■ Problem description
Reproduce all the material exactly, minus any pictures it holds.

*** Material provided ***

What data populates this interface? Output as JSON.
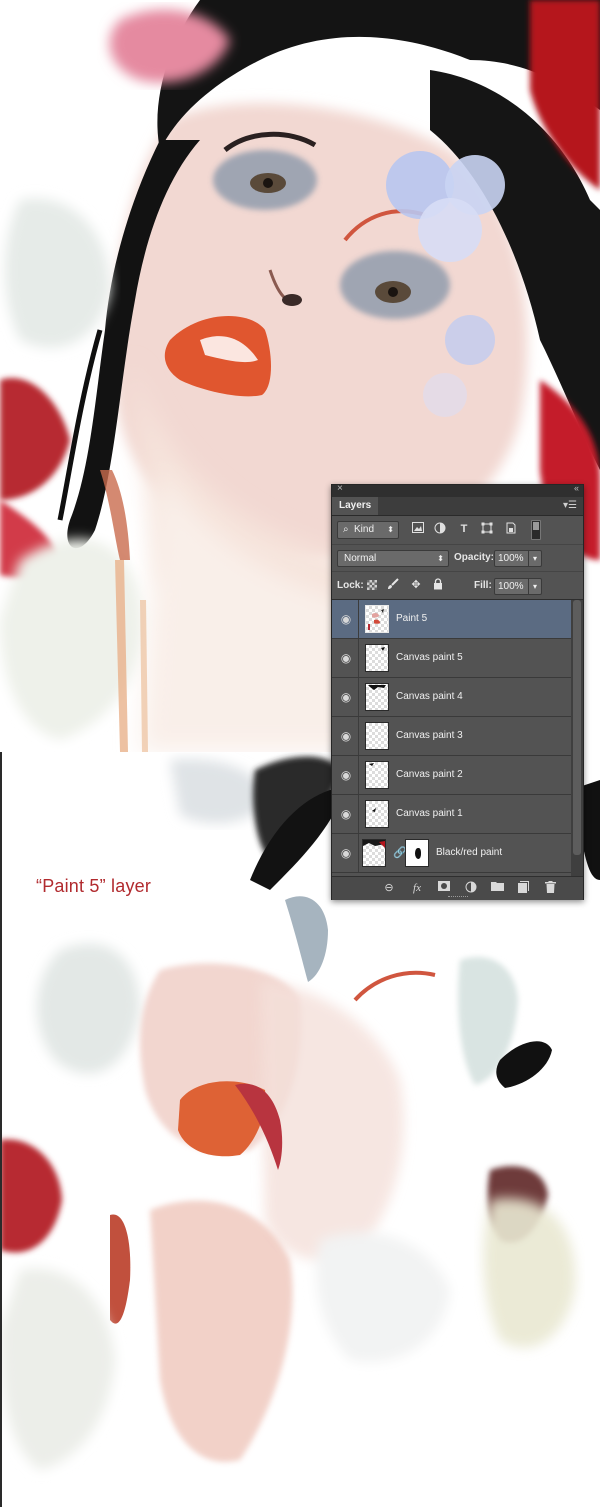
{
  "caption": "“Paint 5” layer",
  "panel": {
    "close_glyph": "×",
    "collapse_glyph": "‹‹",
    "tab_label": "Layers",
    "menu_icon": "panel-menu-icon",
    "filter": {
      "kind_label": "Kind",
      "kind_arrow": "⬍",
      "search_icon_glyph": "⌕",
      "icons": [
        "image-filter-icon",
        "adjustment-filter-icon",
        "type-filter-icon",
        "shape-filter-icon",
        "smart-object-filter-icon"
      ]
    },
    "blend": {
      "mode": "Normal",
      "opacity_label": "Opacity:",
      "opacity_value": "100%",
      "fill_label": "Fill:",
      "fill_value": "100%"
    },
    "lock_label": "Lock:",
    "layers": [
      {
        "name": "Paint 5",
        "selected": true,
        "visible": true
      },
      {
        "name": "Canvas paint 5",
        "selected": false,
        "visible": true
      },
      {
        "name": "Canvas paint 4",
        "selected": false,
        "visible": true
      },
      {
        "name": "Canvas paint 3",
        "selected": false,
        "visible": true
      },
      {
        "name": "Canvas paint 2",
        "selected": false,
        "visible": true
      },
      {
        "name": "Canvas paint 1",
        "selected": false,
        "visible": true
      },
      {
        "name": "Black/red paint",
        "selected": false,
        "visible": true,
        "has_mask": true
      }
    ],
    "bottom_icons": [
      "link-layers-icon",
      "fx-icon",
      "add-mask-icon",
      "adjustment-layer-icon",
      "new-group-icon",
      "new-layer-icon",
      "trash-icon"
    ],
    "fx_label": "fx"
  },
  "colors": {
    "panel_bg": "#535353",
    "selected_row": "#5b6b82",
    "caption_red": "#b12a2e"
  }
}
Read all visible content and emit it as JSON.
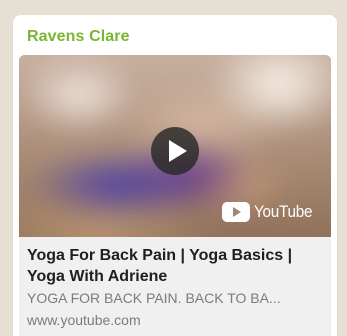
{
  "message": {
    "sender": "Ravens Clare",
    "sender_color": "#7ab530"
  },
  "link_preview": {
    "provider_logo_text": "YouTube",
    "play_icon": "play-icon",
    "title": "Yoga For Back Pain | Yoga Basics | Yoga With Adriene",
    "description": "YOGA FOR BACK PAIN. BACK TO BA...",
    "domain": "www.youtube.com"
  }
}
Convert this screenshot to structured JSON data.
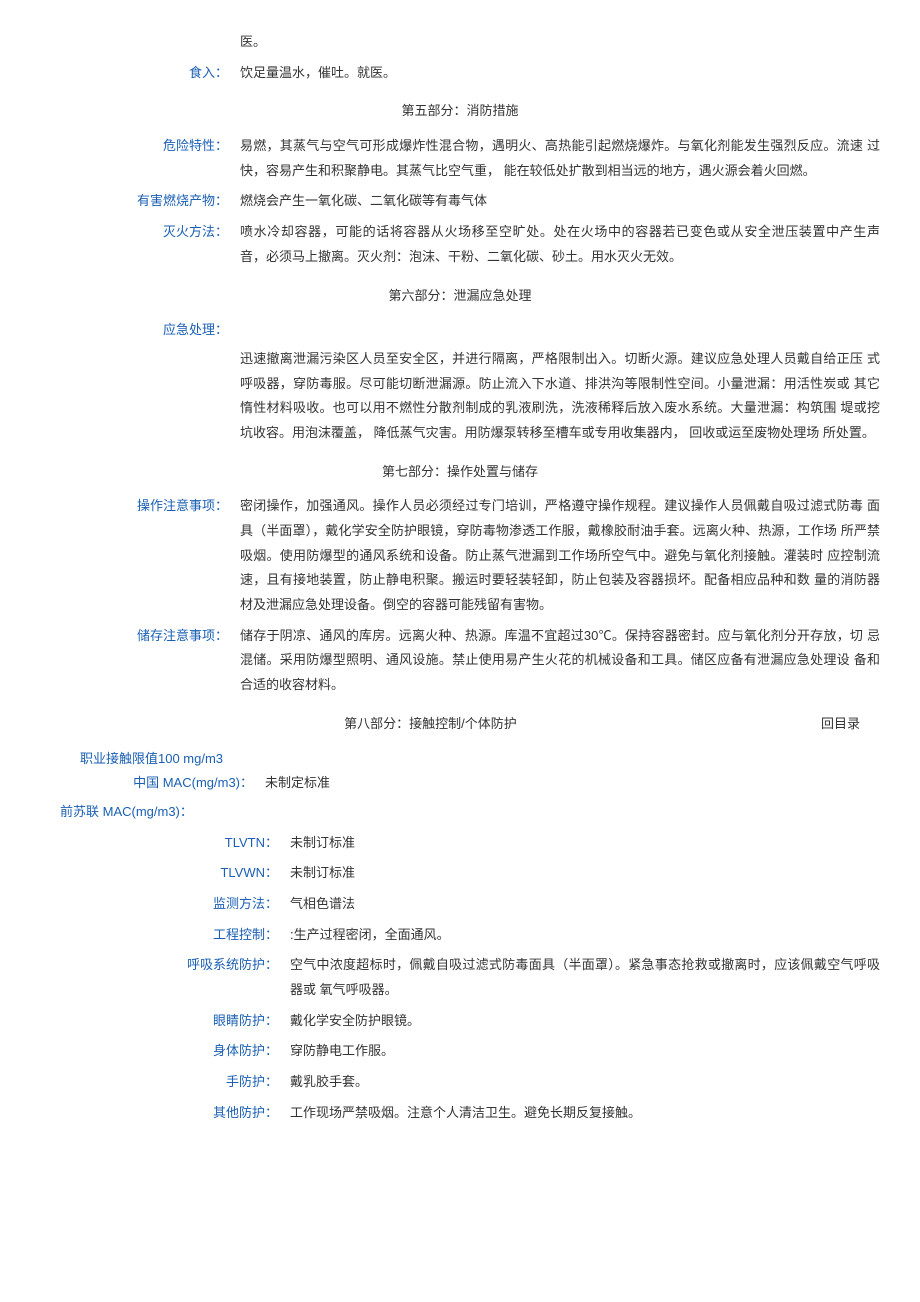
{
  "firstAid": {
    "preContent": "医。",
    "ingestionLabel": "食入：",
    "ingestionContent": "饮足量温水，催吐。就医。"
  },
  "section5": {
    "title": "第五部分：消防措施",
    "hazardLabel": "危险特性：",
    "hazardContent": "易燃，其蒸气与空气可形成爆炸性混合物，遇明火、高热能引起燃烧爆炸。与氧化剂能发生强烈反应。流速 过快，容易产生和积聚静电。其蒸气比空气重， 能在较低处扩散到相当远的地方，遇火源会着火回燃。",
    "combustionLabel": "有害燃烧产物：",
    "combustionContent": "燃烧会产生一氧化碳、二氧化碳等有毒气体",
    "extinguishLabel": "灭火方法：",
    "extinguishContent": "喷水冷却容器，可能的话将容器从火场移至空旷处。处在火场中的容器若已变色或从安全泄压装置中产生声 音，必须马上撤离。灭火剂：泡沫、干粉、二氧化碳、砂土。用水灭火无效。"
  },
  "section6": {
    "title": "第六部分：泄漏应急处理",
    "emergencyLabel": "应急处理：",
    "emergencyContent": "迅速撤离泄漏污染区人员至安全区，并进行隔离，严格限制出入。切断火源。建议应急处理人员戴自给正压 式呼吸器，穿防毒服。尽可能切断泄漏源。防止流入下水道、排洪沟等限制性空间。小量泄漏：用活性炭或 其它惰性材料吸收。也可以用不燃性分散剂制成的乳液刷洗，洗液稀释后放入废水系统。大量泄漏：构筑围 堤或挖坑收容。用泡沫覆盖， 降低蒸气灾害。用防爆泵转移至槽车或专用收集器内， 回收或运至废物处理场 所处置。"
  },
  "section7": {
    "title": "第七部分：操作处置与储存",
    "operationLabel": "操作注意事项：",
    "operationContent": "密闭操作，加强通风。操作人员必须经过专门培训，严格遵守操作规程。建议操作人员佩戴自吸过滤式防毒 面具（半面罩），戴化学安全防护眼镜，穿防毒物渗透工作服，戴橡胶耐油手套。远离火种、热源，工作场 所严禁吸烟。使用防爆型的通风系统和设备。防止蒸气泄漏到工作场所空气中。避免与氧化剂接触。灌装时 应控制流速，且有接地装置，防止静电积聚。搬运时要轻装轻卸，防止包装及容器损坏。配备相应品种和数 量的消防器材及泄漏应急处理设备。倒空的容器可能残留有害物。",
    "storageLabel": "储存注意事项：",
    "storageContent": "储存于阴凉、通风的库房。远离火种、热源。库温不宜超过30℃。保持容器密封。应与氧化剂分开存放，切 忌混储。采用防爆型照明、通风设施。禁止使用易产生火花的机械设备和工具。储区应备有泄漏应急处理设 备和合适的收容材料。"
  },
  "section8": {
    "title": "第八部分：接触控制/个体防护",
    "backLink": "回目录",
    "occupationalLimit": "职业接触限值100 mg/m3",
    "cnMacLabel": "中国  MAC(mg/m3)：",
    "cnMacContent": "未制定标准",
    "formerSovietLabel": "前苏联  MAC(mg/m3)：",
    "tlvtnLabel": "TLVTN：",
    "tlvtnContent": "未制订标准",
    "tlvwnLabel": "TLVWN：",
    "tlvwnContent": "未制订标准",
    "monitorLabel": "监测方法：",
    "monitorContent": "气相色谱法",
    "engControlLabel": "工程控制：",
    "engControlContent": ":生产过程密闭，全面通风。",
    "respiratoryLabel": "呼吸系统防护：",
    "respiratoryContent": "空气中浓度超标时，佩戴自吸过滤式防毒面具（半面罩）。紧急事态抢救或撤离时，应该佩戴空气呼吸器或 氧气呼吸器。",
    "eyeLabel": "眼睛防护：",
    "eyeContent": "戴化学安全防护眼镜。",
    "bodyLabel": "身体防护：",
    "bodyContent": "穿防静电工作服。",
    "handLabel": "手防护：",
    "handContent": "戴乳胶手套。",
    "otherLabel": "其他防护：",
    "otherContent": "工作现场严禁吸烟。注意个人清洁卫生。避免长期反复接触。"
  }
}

***

■ Right answer
What data populates this interface? Output as JSON.
{
  "caption": "“Paint 5” layer",
  "panel": {
    "close_glyph": "×",
    "collapse_glyph": "‹‹",
    "tab_label": "Layers",
    "menu_icon": "panel-menu-icon",
    "filter": {
      "kind_label": "Kind",
      "kind_arrow": "⬍",
      "search_icon_glyph": "⌕",
      "icons": [
        "image-filter-icon",
        "adjustment-filter-icon",
        "type-filter-icon",
        "shape-filter-icon",
        "smart-object-filter-icon"
      ]
    },
    "blend": {
      "mode": "Normal",
      "opacity_label": "Opacity:",
      "opacity_value": "100%",
      "fill_label": "Fill:",
      "fill_value": "100%"
    },
    "lock_label": "Lock:",
    "layers": [
      {
        "name": "Paint 5",
        "selected": true,
        "visible": true
      },
      {
        "name": "Canvas paint 5",
        "selected": false,
        "visible": true
      },
      {
        "name": "Canvas paint 4",
        "selected": false,
        "visible": true
      },
      {
        "name": "Canvas paint 3",
        "selected": false,
        "visible": true
      },
      {
        "name": "Canvas paint 2",
        "selected": false,
        "visible": true
      },
      {
        "name": "Canvas paint 1",
        "selected": false,
        "visible": true
      },
      {
        "name": "Black/red paint",
        "selected": false,
        "visible": true,
        "has_mask": true
      }
    ],
    "bottom_icons": [
      "link-layers-icon",
      "fx-icon",
      "add-mask-icon",
      "adjustment-layer-icon",
      "new-group-icon",
      "new-layer-icon",
      "trash-icon"
    ],
    "fx_label": "fx"
  },
  "colors": {
    "panel_bg": "#535353",
    "selected_row": "#5b6b82",
    "caption_red": "#b12a2e"
  }
}
Read all visible content and emit it as JSON.
{
  "message": {
    "sender": "Ravens Clare",
    "sender_color": "#7ab530"
  },
  "link_preview": {
    "provider_logo_text": "YouTube",
    "play_icon": "play-icon",
    "title": "Yoga For Back Pain | Yoga Basics | Yoga With Adriene",
    "description": "YOGA FOR BACK PAIN. BACK TO BA...",
    "domain": "www.youtube.com"
  }
}
Convert this screenshot to structured JSON data.
{
  "firstAid": {
    "preContent": "医。",
    "ingestionLabel": "食入：",
    "ingestionContent": "饮足量温水，催吐。就医。"
  },
  "section5": {
    "title": "第五部分：消防措施",
    "hazardLabel": "危险特性：",
    "hazardContent": "易燃，其蒸气与空气可形成爆炸性混合物，遇明火、高热能引起燃烧爆炸。与氧化剂能发生强烈反应。流速 过快，容易产生和积聚静电。其蒸气比空气重， 能在较低处扩散到相当远的地方，遇火源会着火回燃。",
    "combustionLabel": "有害燃烧产物：",
    "combustionContent": "燃烧会产生一氧化碳、二氧化碳等有毒气体",
    "extinguishLabel": "灭火方法：",
    "extinguishContent": "喷水冷却容器，可能的话将容器从火场移至空旷处。处在火场中的容器若已变色或从安全泄压装置中产生声 音，必须马上撤离。灭火剂：泡沫、干粉、二氧化碳、砂土。用水灭火无效。"
  },
  "section6": {
    "title": "第六部分：泄漏应急处理",
    "emergencyLabel": "应急处理：",
    "emergencyContent": "迅速撤离泄漏污染区人员至安全区，并进行隔离，严格限制出入。切断火源。建议应急处理人员戴自给正压 式呼吸器，穿防毒服。尽可能切断泄漏源。防止流入下水道、排洪沟等限制性空间。小量泄漏：用活性炭或 其它惰性材料吸收。也可以用不燃性分散剂制成的乳液刷洗，洗液稀释后放入废水系统。大量泄漏：构筑围 堤或挖坑收容。用泡沫覆盖， 降低蒸气灾害。用防爆泵转移至槽车或专用收集器内， 回收或运至废物处理场 所处置。"
  },
  "section7": {
    "title": "第七部分：操作处置与储存",
    "operationLabel": "操作注意事项：",
    "operationContent": "密闭操作，加强通风。操作人员必须经过专门培训，严格遵守操作规程。建议操作人员佩戴自吸过滤式防毒 面具（半面罩），戴化学安全防护眼镜，穿防毒物渗透工作服，戴橡胶耐油手套。远离火种、热源，工作场 所严禁吸烟。使用防爆型的通风系统和设备。防止蒸气泄漏到工作场所空气中。避免与氧化剂接触。灌装时 应控制流速，且有接地装置，防止静电积聚。搬运时要轻装轻卸，防止包装及容器损坏。配备相应品种和数 量的消防器材及泄漏应急处理设备。倒空的容器可能残留有害物。",
    "storageLabel": "储存注意事项：",
    "storageContent": "储存于阴凉、通风的库房。远离火种、热源。库温不宜超过30℃。保持容器密封。应与氧化剂分开存放，切 忌混储。采用防爆型照明、通风设施。禁止使用易产生火花的机械设备和工具。储区应备有泄漏应急处理设 备和合适的收容材料。"
  },
  "section8": {
    "title": "第八部分：接触控制/个体防护",
    "backLink": "回目录",
    "occupationalLimit": "职业接触限值100 mg/m3",
    "cnMacLabel": "中国  MAC(mg/m3)：",
    "cnMacContent": "未制定标准",
    "formerSovietLabel": "前苏联  MAC(mg/m3)：",
    "tlvtnLabel": "TLVTN：",
    "tlvtnContent": "未制订标准",
    "tlvwnLabel": "TLVWN：",
    "tlvwnContent": "未制订标准",
    "monitorLabel": "监测方法：",
    "monitorContent": "气相色谱法",
    "engControlLabel": "工程控制：",
    "engControlContent": ":生产过程密闭，全面通风。",
    "respiratoryLabel": "呼吸系统防护：",
    "respiratoryContent": "空气中浓度超标时，佩戴自吸过滤式防毒面具（半面罩）。紧急事态抢救或撤离时，应该佩戴空气呼吸器或 氧气呼吸器。",
    "eyeLabel": "眼睛防护：",
    "eyeContent": "戴化学安全防护眼镜。",
    "bodyLabel": "身体防护：",
    "bodyContent": "穿防静电工作服。",
    "handLabel": "手防护：",
    "handContent": "戴乳胶手套。",
    "otherLabel": "其他防护：",
    "otherContent": "工作现场严禁吸烟。注意个人清洁卫生。避免长期反复接触。"
  }
}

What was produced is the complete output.